[Dataset excerpts]

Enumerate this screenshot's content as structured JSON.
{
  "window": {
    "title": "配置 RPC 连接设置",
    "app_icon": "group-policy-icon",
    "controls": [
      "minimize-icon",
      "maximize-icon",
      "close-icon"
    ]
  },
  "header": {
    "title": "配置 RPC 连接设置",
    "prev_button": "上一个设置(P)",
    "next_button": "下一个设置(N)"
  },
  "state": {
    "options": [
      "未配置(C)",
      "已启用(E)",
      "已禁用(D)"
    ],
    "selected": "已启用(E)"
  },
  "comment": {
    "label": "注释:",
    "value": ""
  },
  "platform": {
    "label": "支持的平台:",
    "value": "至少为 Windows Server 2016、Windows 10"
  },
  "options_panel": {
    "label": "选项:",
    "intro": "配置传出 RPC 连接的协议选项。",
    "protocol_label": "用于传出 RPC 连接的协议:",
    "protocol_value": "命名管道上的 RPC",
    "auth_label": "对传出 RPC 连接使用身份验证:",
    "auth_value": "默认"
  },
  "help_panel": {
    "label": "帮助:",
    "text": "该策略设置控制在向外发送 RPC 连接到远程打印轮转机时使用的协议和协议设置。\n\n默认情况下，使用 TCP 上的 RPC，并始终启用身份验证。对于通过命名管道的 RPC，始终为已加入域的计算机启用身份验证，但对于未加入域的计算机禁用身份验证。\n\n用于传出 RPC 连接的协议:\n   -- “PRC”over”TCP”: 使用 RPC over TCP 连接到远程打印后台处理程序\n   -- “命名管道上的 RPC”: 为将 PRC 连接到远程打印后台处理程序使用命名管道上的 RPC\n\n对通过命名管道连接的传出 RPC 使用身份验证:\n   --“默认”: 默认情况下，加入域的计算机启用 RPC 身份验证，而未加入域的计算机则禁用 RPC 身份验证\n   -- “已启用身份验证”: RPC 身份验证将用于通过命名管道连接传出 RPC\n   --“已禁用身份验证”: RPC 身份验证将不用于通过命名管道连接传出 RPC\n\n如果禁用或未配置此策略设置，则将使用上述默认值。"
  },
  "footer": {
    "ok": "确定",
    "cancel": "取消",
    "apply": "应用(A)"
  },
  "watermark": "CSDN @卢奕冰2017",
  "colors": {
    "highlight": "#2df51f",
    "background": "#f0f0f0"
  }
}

* * *

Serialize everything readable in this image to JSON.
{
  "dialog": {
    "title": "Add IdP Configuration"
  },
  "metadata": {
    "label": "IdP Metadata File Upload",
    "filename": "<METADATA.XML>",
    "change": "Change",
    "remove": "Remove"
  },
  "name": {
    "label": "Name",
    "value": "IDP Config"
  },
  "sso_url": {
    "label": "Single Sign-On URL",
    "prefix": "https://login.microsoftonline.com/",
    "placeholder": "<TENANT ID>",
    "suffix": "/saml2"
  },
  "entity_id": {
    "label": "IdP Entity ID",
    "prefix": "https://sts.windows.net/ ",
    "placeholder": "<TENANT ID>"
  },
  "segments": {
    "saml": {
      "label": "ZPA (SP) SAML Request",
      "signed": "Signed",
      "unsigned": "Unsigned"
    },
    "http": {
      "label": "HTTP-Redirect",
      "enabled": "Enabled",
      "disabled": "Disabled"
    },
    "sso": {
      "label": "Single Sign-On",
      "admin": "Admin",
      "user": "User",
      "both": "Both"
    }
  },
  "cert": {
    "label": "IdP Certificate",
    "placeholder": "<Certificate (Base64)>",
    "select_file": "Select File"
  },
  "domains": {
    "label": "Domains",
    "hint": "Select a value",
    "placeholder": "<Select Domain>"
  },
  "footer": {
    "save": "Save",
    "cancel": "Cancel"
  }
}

* * *

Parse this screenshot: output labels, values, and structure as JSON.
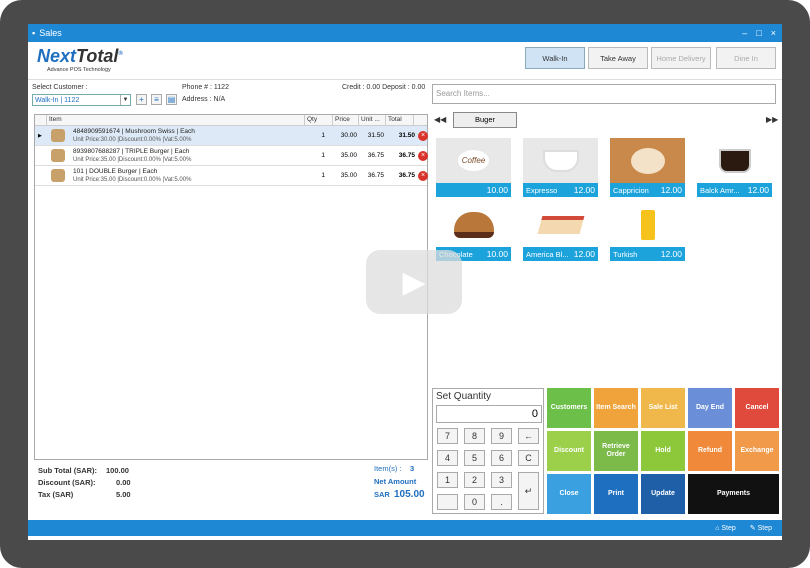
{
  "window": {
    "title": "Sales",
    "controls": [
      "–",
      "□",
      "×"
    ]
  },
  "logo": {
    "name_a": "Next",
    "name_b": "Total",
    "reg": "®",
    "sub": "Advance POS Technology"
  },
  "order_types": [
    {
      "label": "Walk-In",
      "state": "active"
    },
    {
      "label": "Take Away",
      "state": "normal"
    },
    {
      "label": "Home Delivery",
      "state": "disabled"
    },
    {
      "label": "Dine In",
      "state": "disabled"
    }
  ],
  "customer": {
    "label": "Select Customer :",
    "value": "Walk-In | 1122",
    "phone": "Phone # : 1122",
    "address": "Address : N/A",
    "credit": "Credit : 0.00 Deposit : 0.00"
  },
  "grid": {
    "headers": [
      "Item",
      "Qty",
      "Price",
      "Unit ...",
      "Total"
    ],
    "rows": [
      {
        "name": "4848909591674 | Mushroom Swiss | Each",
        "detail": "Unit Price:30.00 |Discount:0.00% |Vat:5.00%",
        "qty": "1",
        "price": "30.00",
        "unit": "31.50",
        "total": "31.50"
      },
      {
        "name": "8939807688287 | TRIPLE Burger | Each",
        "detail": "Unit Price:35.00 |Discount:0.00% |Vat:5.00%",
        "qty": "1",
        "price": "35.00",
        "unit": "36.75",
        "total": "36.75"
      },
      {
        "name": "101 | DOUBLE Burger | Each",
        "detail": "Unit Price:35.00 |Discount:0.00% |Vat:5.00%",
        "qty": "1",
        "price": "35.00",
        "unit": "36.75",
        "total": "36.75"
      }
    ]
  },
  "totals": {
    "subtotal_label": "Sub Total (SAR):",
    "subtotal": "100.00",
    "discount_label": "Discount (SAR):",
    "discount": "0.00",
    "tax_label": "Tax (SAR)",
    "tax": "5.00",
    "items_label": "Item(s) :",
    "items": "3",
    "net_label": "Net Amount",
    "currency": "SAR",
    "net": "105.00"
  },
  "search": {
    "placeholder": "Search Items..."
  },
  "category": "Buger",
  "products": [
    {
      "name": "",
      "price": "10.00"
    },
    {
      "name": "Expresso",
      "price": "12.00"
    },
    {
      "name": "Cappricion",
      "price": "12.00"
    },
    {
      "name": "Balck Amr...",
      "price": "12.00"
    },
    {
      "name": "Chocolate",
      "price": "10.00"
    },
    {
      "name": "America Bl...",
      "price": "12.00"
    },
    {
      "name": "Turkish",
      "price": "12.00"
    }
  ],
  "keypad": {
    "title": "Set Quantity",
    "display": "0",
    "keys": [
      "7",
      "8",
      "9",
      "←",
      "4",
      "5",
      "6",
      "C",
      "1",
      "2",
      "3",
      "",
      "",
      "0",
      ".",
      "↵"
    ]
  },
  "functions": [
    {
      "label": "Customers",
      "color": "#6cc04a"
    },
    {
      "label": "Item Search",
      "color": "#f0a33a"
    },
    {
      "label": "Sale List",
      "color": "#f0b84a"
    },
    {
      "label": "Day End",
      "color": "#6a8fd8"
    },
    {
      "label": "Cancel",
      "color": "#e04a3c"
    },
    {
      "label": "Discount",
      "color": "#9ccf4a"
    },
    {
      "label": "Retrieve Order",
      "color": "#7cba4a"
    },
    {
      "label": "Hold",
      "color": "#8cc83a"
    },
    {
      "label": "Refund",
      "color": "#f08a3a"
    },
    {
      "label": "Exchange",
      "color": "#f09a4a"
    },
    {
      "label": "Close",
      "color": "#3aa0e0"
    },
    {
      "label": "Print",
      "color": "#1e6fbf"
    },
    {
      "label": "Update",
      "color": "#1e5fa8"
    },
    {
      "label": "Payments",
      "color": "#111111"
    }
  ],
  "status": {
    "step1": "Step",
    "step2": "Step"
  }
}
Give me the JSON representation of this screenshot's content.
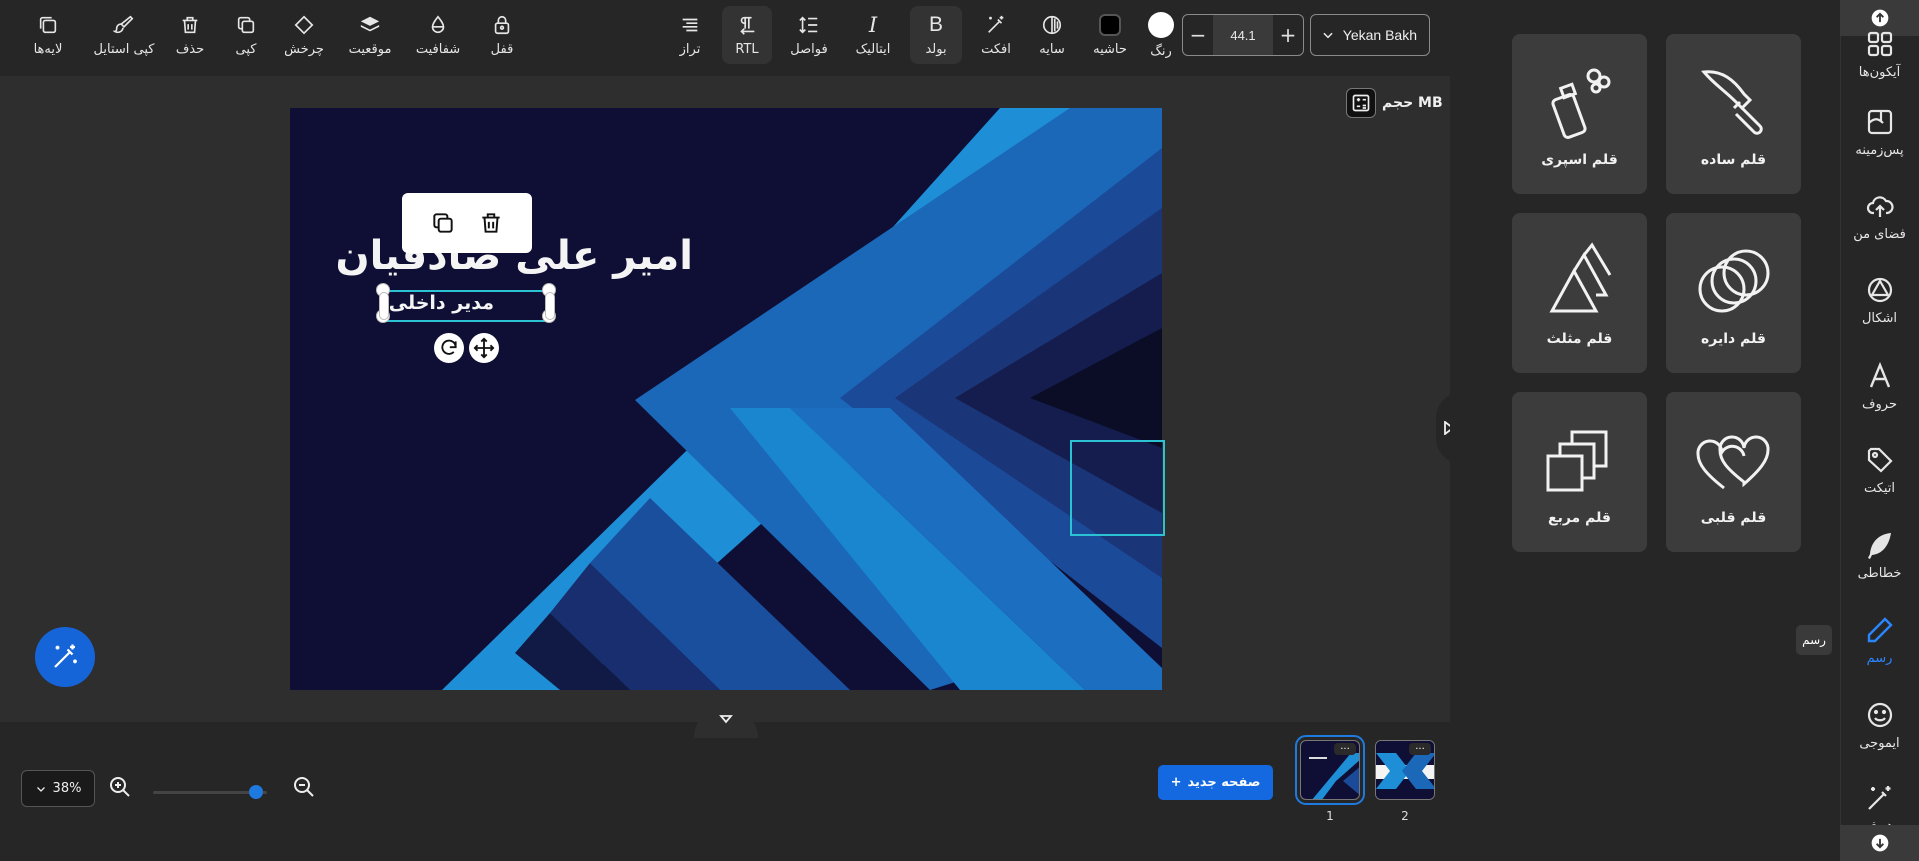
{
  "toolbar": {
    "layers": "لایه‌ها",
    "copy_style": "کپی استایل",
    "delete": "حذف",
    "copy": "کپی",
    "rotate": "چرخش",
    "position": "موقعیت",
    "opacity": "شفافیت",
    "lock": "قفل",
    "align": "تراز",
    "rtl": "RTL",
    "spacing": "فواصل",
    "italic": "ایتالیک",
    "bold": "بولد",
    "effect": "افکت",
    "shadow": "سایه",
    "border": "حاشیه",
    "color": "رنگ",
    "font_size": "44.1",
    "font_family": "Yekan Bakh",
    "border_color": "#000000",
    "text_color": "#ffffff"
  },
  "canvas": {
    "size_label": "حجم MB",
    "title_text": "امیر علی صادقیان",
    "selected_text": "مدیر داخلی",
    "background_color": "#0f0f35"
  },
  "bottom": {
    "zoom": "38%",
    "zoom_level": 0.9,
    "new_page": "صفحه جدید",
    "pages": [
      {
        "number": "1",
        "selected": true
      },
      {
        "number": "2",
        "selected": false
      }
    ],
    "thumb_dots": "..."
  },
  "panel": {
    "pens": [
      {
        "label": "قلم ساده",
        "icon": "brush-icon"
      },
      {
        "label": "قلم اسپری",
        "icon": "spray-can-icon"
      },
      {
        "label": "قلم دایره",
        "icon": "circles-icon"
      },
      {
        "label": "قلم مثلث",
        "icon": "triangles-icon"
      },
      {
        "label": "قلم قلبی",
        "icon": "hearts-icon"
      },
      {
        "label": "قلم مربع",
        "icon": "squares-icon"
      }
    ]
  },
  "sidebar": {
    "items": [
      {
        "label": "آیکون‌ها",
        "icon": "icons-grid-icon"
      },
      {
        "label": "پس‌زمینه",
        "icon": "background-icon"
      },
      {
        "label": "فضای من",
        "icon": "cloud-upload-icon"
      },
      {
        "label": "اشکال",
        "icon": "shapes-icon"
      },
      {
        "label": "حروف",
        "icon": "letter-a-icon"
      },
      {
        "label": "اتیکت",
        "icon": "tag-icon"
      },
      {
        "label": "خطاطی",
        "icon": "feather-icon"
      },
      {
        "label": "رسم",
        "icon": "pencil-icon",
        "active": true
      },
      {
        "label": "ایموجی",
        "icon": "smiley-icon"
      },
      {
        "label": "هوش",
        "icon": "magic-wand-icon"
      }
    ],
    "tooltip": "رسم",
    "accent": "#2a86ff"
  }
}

## Given problem
State the number of lines in the records that include "screenshot", and write nothing else.

## Exercise result
3